● **Problem to work on**
Find and copy every line in the records that includes the string "Full".

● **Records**
━━━━━━━━━━━━━━━━

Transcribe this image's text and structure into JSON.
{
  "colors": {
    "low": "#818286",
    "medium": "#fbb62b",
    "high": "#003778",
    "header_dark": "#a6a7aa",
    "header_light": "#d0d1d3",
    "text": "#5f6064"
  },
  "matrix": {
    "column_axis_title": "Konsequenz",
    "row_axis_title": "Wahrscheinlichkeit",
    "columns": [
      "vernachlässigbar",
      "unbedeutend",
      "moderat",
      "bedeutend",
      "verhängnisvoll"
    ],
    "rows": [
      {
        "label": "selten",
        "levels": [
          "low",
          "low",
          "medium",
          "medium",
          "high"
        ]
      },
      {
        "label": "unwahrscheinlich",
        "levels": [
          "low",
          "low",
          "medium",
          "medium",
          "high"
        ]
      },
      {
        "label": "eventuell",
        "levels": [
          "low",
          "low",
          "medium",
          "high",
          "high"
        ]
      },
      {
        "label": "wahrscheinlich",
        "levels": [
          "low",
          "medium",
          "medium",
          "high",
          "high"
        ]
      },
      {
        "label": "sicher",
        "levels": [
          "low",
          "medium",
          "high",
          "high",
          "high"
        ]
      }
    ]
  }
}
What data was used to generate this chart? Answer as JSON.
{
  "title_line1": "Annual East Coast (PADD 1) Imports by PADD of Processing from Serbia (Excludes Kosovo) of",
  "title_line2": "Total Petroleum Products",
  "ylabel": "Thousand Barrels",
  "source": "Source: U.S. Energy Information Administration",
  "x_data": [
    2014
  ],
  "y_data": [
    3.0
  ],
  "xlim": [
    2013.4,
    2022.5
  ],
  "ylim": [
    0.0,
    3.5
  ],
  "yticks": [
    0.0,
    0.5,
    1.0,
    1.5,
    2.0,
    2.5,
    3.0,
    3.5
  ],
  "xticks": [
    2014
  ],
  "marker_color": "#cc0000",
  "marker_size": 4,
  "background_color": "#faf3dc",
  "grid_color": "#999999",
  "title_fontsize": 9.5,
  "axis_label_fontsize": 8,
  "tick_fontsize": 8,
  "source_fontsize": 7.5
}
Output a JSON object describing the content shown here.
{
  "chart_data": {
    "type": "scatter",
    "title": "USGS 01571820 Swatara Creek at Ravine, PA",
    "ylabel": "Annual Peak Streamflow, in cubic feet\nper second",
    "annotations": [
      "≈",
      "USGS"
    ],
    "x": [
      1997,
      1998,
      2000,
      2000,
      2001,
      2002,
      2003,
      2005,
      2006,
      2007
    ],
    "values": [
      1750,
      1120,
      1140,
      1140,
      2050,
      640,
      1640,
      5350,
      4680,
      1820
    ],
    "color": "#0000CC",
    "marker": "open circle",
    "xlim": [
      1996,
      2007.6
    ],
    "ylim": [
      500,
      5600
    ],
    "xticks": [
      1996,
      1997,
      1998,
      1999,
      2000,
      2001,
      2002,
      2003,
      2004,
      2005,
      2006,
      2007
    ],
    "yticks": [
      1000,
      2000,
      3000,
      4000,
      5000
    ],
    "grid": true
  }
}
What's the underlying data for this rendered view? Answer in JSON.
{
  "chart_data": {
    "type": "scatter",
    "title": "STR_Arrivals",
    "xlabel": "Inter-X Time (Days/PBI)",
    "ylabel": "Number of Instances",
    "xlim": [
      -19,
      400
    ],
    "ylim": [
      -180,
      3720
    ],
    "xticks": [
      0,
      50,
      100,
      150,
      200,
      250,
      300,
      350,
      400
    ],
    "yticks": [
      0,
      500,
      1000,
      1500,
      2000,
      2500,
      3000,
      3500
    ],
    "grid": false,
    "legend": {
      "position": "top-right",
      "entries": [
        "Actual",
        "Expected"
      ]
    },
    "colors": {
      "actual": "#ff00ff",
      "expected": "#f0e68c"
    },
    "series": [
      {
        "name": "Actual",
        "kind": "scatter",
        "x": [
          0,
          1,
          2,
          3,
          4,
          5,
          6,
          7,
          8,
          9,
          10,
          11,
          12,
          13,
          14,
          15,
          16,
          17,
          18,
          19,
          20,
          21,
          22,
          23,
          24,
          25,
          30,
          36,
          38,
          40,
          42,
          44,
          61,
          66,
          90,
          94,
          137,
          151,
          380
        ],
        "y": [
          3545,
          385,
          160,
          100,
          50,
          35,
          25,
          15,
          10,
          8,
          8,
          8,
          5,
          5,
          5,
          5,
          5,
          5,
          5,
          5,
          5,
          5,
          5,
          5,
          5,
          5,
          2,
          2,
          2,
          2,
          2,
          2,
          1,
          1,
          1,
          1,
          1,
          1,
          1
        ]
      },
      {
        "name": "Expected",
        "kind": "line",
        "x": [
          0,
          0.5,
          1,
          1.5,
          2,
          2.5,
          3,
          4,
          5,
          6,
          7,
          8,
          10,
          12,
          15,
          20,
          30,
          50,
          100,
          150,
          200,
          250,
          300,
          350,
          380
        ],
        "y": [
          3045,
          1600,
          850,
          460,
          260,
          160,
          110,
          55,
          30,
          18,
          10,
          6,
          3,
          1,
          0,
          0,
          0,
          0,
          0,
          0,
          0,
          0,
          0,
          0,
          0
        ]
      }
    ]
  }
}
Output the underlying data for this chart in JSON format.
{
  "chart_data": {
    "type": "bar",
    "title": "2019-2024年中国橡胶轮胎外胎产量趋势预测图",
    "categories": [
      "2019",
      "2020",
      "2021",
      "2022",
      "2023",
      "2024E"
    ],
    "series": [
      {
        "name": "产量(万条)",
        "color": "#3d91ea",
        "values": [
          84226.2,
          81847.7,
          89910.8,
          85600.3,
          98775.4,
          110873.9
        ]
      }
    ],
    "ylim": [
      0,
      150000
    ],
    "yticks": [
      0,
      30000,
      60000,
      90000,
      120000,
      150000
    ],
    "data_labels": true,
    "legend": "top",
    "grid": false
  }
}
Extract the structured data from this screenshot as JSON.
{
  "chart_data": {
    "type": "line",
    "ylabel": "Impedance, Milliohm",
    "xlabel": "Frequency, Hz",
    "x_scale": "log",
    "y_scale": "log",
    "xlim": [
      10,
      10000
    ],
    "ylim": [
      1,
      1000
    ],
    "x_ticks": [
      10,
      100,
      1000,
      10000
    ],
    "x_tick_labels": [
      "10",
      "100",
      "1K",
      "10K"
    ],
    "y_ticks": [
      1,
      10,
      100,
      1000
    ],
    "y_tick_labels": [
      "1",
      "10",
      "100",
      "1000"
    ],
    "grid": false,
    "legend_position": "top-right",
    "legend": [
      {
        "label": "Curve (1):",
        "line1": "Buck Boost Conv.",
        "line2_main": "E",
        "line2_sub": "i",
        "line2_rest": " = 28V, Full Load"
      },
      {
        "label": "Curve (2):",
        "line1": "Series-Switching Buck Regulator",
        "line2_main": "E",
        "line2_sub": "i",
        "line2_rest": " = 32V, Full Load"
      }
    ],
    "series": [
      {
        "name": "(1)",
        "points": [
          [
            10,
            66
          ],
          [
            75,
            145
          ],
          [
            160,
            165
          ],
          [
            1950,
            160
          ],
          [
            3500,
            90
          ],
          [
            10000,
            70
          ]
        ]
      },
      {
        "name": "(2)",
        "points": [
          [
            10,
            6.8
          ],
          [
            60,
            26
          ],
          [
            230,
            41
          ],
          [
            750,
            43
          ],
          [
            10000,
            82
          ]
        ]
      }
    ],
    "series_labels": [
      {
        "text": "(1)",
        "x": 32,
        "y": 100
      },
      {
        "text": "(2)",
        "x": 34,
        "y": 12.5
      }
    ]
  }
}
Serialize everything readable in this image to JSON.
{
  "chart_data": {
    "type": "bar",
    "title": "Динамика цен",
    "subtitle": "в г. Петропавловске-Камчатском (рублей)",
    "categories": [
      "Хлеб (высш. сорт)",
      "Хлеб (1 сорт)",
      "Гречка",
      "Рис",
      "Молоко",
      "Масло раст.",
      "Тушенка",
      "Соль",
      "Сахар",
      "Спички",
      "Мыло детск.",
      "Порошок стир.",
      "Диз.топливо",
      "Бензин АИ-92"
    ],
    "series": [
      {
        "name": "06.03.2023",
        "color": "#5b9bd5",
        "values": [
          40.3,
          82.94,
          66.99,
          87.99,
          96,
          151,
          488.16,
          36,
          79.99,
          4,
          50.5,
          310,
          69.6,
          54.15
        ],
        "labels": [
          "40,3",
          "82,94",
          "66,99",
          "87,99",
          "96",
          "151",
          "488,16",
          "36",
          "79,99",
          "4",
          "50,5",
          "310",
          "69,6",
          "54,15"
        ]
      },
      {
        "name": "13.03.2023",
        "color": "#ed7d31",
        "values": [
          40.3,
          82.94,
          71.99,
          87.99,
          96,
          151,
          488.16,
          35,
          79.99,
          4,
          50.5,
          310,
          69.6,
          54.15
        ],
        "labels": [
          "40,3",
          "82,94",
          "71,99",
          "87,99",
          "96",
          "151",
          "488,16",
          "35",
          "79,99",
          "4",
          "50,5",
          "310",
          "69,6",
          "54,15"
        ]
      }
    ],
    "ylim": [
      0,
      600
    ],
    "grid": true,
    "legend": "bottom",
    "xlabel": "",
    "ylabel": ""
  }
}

━━━━━━━━━━━━━━━━

● **Response for this exercise**
        "line2_rest": " = 28V, Full Load"
        "line2_rest": " = 32V, Full Load"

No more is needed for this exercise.